Extracted data entries
□ □ □
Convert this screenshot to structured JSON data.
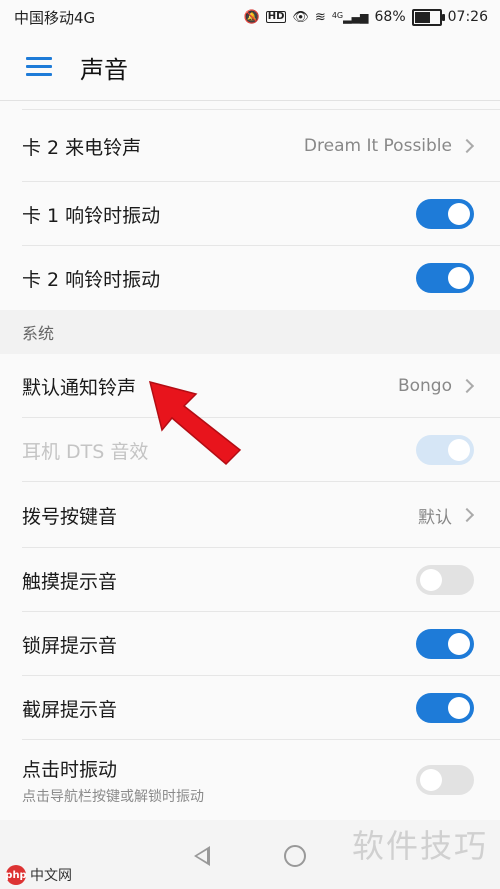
{
  "status_bar": {
    "carrier": "中国移动4G",
    "hd_badge": "HD",
    "network": "4G",
    "battery_percent": "68%",
    "battery_level": 0.68,
    "time": "07:26"
  },
  "app_bar": {
    "title": "声音"
  },
  "rows_top": [
    {
      "label": "卡 2 来电铃声",
      "value": "Dream It Possible"
    },
    {
      "label": "卡 1 响铃时振动",
      "toggle": "on"
    },
    {
      "label": "卡 2 响铃时振动",
      "toggle": "on"
    }
  ],
  "section": {
    "title": "系统"
  },
  "rows_system": [
    {
      "label": "默认通知铃声",
      "value": "Bongo"
    },
    {
      "label": "耳机 DTS 音效",
      "toggle": "disabled-on"
    },
    {
      "label": "拨号按键音",
      "value": "默认"
    },
    {
      "label": "触摸提示音",
      "toggle": "off"
    },
    {
      "label": "锁屏提示音",
      "toggle": "on"
    },
    {
      "label": "截屏提示音",
      "toggle": "on"
    },
    {
      "label": "点击时振动",
      "sub": "点击导航栏按键或解锁时振动",
      "toggle": "off"
    }
  ],
  "colors": {
    "accent": "#1e7bd8",
    "arrow": "#e8141c"
  },
  "watermark": "软件技巧",
  "logo": {
    "badge": "php",
    "text": "中文网"
  }
}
□ □ □
*WHAT IS BEING ASKED:*
Each record above must be returned exactly as written, with its pictures omitted.

*RESPONSE:*
Convert this screenshot to structured JSON data.
{
  "status_bar": {
    "carrier": "中国移动4G",
    "hd_badge": "HD",
    "network": "4G",
    "battery_percent": "68%",
    "battery_level": 0.68,
    "time": "07:26"
  },
  "app_bar": {
    "title": "声音"
  },
  "rows_top": [
    {
      "label": "卡 2 来电铃声",
      "value": "Dream It Possible"
    },
    {
      "label": "卡 1 响铃时振动",
      "toggle": "on"
    },
    {
      "label": "卡 2 响铃时振动",
      "toggle": "on"
    }
  ],
  "section": {
    "title": "系统"
  },
  "rows_system": [
    {
      "label": "默认通知铃声",
      "value": "Bongo"
    },
    {
      "label": "耳机 DTS 音效",
      "toggle": "disabled-on"
    },
    {
      "label": "拨号按键音",
      "value": "默认"
    },
    {
      "label": "触摸提示音",
      "toggle": "off"
    },
    {
      "label": "锁屏提示音",
      "toggle": "on"
    },
    {
      "label": "截屏提示音",
      "toggle": "on"
    },
    {
      "label": "点击时振动",
      "sub": "点击导航栏按键或解锁时振动",
      "toggle": "off"
    }
  ],
  "colors": {
    "accent": "#1e7bd8",
    "arrow": "#e8141c"
  },
  "watermark": "软件技巧",
  "logo": {
    "badge": "php",
    "text": "中文网"
  }
}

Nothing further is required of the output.